- **WHAT TO WORK ON**: Copy every line of the material below verbatim, with no changes.

- **DATA FOR PROCESSING**:
++++++
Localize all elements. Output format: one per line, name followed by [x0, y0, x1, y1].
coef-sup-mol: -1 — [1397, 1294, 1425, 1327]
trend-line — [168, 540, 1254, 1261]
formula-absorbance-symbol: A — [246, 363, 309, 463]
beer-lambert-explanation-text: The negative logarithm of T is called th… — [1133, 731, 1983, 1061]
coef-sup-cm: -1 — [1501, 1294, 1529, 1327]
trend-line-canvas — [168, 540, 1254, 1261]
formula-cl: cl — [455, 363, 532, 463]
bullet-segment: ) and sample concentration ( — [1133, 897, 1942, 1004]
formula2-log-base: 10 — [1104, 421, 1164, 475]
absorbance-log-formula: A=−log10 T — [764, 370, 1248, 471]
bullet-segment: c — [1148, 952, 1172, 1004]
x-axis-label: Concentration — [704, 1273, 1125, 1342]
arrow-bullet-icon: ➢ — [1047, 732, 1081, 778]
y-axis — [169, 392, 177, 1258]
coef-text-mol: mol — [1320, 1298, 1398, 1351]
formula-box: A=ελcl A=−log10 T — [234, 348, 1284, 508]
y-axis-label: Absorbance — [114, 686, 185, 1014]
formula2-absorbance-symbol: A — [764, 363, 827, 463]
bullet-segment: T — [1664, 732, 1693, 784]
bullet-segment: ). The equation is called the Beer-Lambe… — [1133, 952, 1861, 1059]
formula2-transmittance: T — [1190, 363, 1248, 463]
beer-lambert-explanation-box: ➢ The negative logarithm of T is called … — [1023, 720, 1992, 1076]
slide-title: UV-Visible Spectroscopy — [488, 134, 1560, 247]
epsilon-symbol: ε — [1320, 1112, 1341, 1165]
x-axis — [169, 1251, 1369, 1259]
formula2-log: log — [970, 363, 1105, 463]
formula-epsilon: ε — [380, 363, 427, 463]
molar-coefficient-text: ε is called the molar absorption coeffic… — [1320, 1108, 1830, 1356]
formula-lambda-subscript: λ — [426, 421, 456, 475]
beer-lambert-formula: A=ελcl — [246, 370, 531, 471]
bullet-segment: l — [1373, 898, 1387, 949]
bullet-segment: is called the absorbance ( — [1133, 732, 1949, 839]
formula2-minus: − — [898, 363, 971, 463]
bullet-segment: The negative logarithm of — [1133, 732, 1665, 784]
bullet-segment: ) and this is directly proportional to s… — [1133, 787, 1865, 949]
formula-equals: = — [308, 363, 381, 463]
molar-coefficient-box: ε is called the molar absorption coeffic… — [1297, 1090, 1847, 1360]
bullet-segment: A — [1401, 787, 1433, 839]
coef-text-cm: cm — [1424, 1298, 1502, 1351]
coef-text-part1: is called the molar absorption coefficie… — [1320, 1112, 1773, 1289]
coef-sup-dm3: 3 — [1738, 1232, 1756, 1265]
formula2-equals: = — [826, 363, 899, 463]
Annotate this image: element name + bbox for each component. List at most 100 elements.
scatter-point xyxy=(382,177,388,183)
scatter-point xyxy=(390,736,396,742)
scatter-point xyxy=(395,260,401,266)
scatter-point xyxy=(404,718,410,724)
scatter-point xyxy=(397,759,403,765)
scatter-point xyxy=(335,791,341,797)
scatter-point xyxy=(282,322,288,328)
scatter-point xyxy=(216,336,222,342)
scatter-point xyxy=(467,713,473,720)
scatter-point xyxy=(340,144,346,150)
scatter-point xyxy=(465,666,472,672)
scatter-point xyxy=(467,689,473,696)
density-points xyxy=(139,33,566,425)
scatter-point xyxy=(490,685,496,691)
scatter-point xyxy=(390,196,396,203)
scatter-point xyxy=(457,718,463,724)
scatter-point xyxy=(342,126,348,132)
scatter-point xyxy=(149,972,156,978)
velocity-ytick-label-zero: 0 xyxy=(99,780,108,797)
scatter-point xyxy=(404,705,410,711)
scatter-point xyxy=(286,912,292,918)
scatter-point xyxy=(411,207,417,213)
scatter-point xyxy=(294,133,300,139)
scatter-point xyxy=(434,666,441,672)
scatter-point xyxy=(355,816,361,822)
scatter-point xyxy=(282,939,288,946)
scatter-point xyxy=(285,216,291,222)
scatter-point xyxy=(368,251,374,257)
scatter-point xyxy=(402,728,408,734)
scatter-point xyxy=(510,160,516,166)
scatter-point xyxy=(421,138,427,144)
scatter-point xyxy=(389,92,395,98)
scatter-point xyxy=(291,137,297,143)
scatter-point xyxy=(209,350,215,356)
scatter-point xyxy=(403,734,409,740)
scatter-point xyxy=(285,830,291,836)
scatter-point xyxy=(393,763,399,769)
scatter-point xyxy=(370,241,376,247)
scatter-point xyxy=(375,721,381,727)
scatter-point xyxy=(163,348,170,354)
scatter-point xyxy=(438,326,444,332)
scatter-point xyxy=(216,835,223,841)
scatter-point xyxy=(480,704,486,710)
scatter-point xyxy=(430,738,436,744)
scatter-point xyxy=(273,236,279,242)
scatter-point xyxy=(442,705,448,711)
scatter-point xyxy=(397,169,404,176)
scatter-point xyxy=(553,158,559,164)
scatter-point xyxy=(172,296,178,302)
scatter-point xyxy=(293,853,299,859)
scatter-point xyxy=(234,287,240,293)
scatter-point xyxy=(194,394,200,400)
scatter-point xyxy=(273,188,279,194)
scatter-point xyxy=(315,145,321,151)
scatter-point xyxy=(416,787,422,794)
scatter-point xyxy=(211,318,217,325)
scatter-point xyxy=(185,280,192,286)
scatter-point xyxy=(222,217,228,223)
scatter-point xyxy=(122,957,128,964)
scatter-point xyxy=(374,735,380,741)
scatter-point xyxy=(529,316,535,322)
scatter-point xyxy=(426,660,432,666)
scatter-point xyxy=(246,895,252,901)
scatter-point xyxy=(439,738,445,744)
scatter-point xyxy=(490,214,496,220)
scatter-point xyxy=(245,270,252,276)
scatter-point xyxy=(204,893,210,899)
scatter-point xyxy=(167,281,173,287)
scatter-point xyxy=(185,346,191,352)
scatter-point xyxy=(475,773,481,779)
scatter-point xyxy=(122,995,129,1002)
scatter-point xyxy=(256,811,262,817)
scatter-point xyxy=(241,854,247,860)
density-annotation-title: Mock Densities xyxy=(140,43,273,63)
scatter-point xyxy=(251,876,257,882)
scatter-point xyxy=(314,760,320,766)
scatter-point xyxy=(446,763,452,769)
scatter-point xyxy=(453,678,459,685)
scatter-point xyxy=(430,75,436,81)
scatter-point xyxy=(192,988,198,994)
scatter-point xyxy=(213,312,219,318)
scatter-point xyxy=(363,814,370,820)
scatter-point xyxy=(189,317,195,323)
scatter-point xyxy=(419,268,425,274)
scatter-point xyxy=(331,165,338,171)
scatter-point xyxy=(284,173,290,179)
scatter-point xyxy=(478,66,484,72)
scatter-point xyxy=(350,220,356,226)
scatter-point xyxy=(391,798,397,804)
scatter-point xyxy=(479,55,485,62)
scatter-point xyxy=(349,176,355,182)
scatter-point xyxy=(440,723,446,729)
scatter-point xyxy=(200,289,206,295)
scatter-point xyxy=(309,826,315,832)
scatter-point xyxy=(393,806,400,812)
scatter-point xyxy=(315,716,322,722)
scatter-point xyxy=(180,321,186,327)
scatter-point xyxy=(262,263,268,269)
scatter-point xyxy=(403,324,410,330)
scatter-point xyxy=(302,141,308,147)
++++++
- **RESULT**:
Localize all elements. Output format: one per line, name followed by [x0, y0, x1, y1].
coef-sup-mol: -1 — [1397, 1294, 1425, 1327]
trend-line — [168, 540, 1254, 1261]
formula-absorbance-symbol: A — [246, 363, 309, 463]
beer-lambert-explanation-text: The negative logarithm of T is called th… — [1133, 731, 1983, 1061]
coef-sup-cm: -1 — [1501, 1294, 1529, 1327]
trend-line-canvas — [168, 540, 1254, 1261]
formula-cl: cl — [455, 363, 532, 463]
bullet-segment: ) and sample concentration ( — [1133, 897, 1942, 1004]
formula2-log-base: 10 — [1104, 421, 1164, 475]
absorbance-log-formula: A=−log10 T — [764, 370, 1248, 471]
bullet-segment: c — [1148, 952, 1172, 1004]
x-axis-label: Concentration — [704, 1273, 1125, 1342]
arrow-bullet-icon: ➢ — [1047, 732, 1081, 778]
y-axis — [169, 392, 177, 1258]
coef-text-mol: mol — [1320, 1298, 1398, 1351]
formula-box: A=ελcl A=−log10 T — [234, 348, 1284, 508]
y-axis-label: Absorbance — [114, 686, 185, 1014]
formula2-absorbance-symbol: A — [764, 363, 827, 463]
bullet-segment: T — [1664, 732, 1693, 784]
bullet-segment: ). The equation is called the Beer-Lambe… — [1133, 952, 1861, 1059]
formula2-transmittance: T — [1190, 363, 1248, 463]
beer-lambert-explanation-box: ➢ The negative logarithm of T is called … — [1023, 720, 1992, 1076]
slide-title: UV-Visible Spectroscopy — [488, 134, 1560, 247]
epsilon-symbol: ε — [1320, 1112, 1341, 1165]
x-axis — [169, 1251, 1369, 1259]
formula2-log: log — [970, 363, 1105, 463]
formula-epsilon: ε — [380, 363, 427, 463]
molar-coefficient-text: ε is called the molar absorption coeffic… — [1320, 1108, 1830, 1356]
formula-lambda-subscript: λ — [426, 421, 456, 475]
beer-lambert-formula: A=ελcl — [246, 370, 531, 471]
bullet-segment: l — [1373, 898, 1387, 949]
bullet-segment: is called the absorbance ( — [1133, 732, 1949, 839]
formula2-minus: − — [898, 363, 971, 463]
bullet-segment: The negative logarithm of — [1133, 732, 1665, 784]
bullet-segment: ) and this is directly proportional to s… — [1133, 787, 1865, 949]
formula-equals: = — [308, 363, 381, 463]
molar-coefficient-box: ε is called the molar absorption coeffic… — [1297, 1090, 1847, 1360]
bullet-segment: A — [1401, 787, 1433, 839]
coef-text-cm: cm — [1424, 1298, 1502, 1351]
coef-text-part1: is called the molar absorption coefficie… — [1320, 1112, 1773, 1289]
coef-sup-dm3: 3 — [1738, 1232, 1756, 1265]
formula2-equals: = — [826, 363, 899, 463]
Annotate this image: element name + bbox for each component. List at most 100 elements.
scatter-point xyxy=(382,177,388,183)
scatter-point xyxy=(390,736,396,742)
scatter-point xyxy=(395,260,401,266)
scatter-point xyxy=(404,718,410,724)
scatter-point xyxy=(397,759,403,765)
scatter-point xyxy=(335,791,341,797)
scatter-point xyxy=(282,322,288,328)
scatter-point xyxy=(216,336,222,342)
scatter-point xyxy=(467,713,473,720)
scatter-point xyxy=(340,144,346,150)
scatter-point xyxy=(465,666,472,672)
scatter-point xyxy=(467,689,473,696)
density-points xyxy=(139,33,566,425)
scatter-point xyxy=(490,685,496,691)
scatter-point xyxy=(390,196,396,203)
scatter-point xyxy=(457,718,463,724)
scatter-point xyxy=(342,126,348,132)
scatter-point xyxy=(149,972,156,978)
velocity-ytick-label-zero: 0 xyxy=(99,780,108,797)
scatter-point xyxy=(404,705,410,711)
scatter-point xyxy=(286,912,292,918)
scatter-point xyxy=(411,207,417,213)
scatter-point xyxy=(294,133,300,139)
scatter-point xyxy=(434,666,441,672)
scatter-point xyxy=(355,816,361,822)
scatter-point xyxy=(282,939,288,946)
scatter-point xyxy=(285,216,291,222)
scatter-point xyxy=(368,251,374,257)
scatter-point xyxy=(402,728,408,734)
scatter-point xyxy=(510,160,516,166)
scatter-point xyxy=(421,138,427,144)
scatter-point xyxy=(389,92,395,98)
scatter-point xyxy=(291,137,297,143)
scatter-point xyxy=(209,350,215,356)
scatter-point xyxy=(403,734,409,740)
scatter-point xyxy=(285,830,291,836)
scatter-point xyxy=(393,763,399,769)
scatter-point xyxy=(370,241,376,247)
scatter-point xyxy=(375,721,381,727)
scatter-point xyxy=(163,348,170,354)
scatter-point xyxy=(438,326,444,332)
scatter-point xyxy=(216,835,223,841)
scatter-point xyxy=(480,704,486,710)
scatter-point xyxy=(430,738,436,744)
scatter-point xyxy=(273,236,279,242)
scatter-point xyxy=(442,705,448,711)
scatter-point xyxy=(397,169,404,176)
scatter-point xyxy=(553,158,559,164)
scatter-point xyxy=(172,296,178,302)
scatter-point xyxy=(293,853,299,859)
scatter-point xyxy=(234,287,240,293)
scatter-point xyxy=(194,394,200,400)
scatter-point xyxy=(273,188,279,194)
scatter-point xyxy=(315,145,321,151)
scatter-point xyxy=(416,787,422,794)
scatter-point xyxy=(211,318,217,325)
scatter-point xyxy=(185,280,192,286)
scatter-point xyxy=(222,217,228,223)
scatter-point xyxy=(122,957,128,964)
scatter-point xyxy=(374,735,380,741)
scatter-point xyxy=(529,316,535,322)
scatter-point xyxy=(426,660,432,666)
scatter-point xyxy=(246,895,252,901)
scatter-point xyxy=(439,738,445,744)
scatter-point xyxy=(490,214,496,220)
scatter-point xyxy=(245,270,252,276)
scatter-point xyxy=(204,893,210,899)
scatter-point xyxy=(167,281,173,287)
scatter-point xyxy=(185,346,191,352)
scatter-point xyxy=(475,773,481,779)
scatter-point xyxy=(122,995,129,1002)
scatter-point xyxy=(256,811,262,817)
scatter-point xyxy=(241,854,247,860)
density-annotation-title: Mock Densities xyxy=(140,43,273,63)
scatter-point xyxy=(251,876,257,882)
scatter-point xyxy=(314,760,320,766)
scatter-point xyxy=(446,763,452,769)
scatter-point xyxy=(453,678,459,685)
scatter-point xyxy=(430,75,436,81)
scatter-point xyxy=(192,988,198,994)
scatter-point xyxy=(213,312,219,318)
scatter-point xyxy=(363,814,370,820)
scatter-point xyxy=(189,317,195,323)
scatter-point xyxy=(419,268,425,274)
scatter-point xyxy=(331,165,338,171)
scatter-point xyxy=(284,173,290,179)
scatter-point xyxy=(478,66,484,72)
scatter-point xyxy=(350,220,356,226)
scatter-point xyxy=(391,798,397,804)
scatter-point xyxy=(479,55,485,62)
scatter-point xyxy=(349,176,355,182)
scatter-point xyxy=(440,723,446,729)
scatter-point xyxy=(200,289,206,295)
scatter-point xyxy=(309,826,315,832)
scatter-point xyxy=(393,806,400,812)
scatter-point xyxy=(315,716,322,722)
scatter-point xyxy=(180,321,186,327)
scatter-point xyxy=(262,263,268,269)
scatter-point xyxy=(403,324,410,330)
scatter-point xyxy=(302,141,308,147)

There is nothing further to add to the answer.